* REQUIRED ACTION: Restate the part of the email that begins with the words "On Sat, 2026-04-11" and ends with "works there too.", changing "nudge" to "reminder".

Re: [RFC PATCH 1/9] leds: Load trigger modules on-demand if used as hw control trigger

From: Rong Zhang

Date: Sat Apr 11 2026 - 18:37:55 EST


Hi Andrew,

On Sat, 2026-04-11 at 22:42 +0200, Andrew Lunn wrote:
> > Hi maintainers - a gentle nudge on this one. Would like some
> > direction if we can move ahead with the series. If not, what is
> > required?
>  
>
>
>
> > On our side I know Vishnu has implemented the thinkpad driver using
> > this and confirmed the design works there too.
>  
>
>
>
> > Would like to get this upstream so we can start working with the
> > user-space folk on updating their pieces.
>
> I'm not the Maintainer here, so i would not be too unhappy if i was
> ignored.

Thanks for sharing your thoughts.

>
> I've had some time to think about this. I guess you are going to go
> with a Linux LED, whatever. With that assumption in place, a trigger
> makes sense. But i think it needs to be a special sort of trigger, and
> a special sort of LED.
>
> This is not a general purpose LED, which is a basic assumption for
> Linux LEDs. You cannot make it blink for netdev packets, shift lock,
> heartbeat, etc, because Linux does not control it, the EC does. Linux
> can ask the EC to set it to some state, but the EC might change it,
> and notify Linux afterwards. That is not the normal behaviour of a
> Linux LED.

Such a behavior is mostly handled by brightness_hw_changed (with
CONFIG_LEDS_BRIGHTNESS_HW_CHANGED=y). It's already there for 9 years.
More details below.

The problem here is more about how to represent the ALS-based auto
brightness mode and how to notify userspace of its (de)activation. The
series demonstrates an approach to achieve both goals.

>
> Also, it does not make sense to allow the trigger to be bound to any
> other LED.

I used a private trigger in PATCH 9/9. It can never be bound to any
other LEDs.

>
> The trigger and the LED are tightly bound together. So i would put
> them in the same driver. There are triggers which live outside of
> drivers/leds/trigger/. So it is not a problem it lives somewhere
> else. It also solves the ordering problem you had, getting the trigger
> registered. Since it lives in the same driver as the LED, you know it
> is registered, you do it before registering the LED.

I intentionally included PATCH 9/9 in the series to demonstrate how to
use the new interface. It registers a private trigger before registering
the LED, so there is no ordering problem.

Records from a data collection
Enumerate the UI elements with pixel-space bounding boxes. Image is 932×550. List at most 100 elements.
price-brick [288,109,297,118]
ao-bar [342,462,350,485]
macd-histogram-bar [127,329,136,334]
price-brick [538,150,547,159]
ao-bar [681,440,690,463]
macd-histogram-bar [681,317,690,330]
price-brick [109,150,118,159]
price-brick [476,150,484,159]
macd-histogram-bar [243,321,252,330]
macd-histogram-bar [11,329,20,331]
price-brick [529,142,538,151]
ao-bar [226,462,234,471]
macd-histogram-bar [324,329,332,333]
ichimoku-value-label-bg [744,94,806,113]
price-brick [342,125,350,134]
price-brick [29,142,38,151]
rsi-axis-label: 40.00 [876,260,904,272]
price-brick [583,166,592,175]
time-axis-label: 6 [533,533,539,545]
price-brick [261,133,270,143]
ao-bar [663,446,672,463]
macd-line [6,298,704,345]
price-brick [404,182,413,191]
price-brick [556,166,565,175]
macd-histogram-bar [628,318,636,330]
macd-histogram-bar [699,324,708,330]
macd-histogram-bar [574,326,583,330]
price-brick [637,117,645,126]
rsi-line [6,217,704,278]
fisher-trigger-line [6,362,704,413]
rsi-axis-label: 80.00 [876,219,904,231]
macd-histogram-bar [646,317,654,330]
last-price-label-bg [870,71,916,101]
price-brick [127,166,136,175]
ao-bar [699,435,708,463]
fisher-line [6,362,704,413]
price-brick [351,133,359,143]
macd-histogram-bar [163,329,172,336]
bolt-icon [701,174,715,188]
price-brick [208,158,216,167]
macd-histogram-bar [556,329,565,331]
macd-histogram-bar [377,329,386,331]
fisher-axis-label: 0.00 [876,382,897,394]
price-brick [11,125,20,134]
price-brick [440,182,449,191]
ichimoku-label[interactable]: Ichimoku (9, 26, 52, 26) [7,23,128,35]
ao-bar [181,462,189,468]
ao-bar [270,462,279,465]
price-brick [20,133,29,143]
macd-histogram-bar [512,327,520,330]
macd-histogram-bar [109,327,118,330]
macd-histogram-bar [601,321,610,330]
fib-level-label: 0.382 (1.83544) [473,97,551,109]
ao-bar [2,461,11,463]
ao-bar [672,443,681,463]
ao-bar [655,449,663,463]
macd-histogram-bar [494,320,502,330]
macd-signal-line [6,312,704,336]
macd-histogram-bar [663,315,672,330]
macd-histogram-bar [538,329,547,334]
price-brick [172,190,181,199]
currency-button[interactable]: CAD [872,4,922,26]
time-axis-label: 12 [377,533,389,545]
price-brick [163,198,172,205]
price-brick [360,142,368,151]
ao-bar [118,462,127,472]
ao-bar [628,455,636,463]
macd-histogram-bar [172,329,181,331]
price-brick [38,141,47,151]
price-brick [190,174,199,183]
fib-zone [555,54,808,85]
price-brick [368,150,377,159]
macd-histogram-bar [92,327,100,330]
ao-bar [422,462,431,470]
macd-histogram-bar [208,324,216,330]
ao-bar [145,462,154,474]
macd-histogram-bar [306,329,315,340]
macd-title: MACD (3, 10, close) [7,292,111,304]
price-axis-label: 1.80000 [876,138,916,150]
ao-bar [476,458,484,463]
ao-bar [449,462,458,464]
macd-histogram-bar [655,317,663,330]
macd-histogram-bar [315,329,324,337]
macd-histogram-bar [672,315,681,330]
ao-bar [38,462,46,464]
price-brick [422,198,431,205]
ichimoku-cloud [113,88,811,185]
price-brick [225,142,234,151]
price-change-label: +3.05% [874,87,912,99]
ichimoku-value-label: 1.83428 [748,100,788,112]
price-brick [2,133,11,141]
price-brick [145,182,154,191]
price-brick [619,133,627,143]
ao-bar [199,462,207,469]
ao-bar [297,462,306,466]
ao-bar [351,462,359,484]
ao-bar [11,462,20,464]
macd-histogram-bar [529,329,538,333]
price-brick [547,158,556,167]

* YOUR SOLUTION:
On Sat, 2026-04-11 at 22:42 +0200, Andrew Lunn wrote:
> > Hi maintainers - a gentle reminder on this one. Would like some
> > direction if we can move ahead with the series. If not, what is
> > required?
>  
>
>
>
> > On our side I know Vishnu has implemented the thinkpad driver using
> > this and confirmed the design works there too.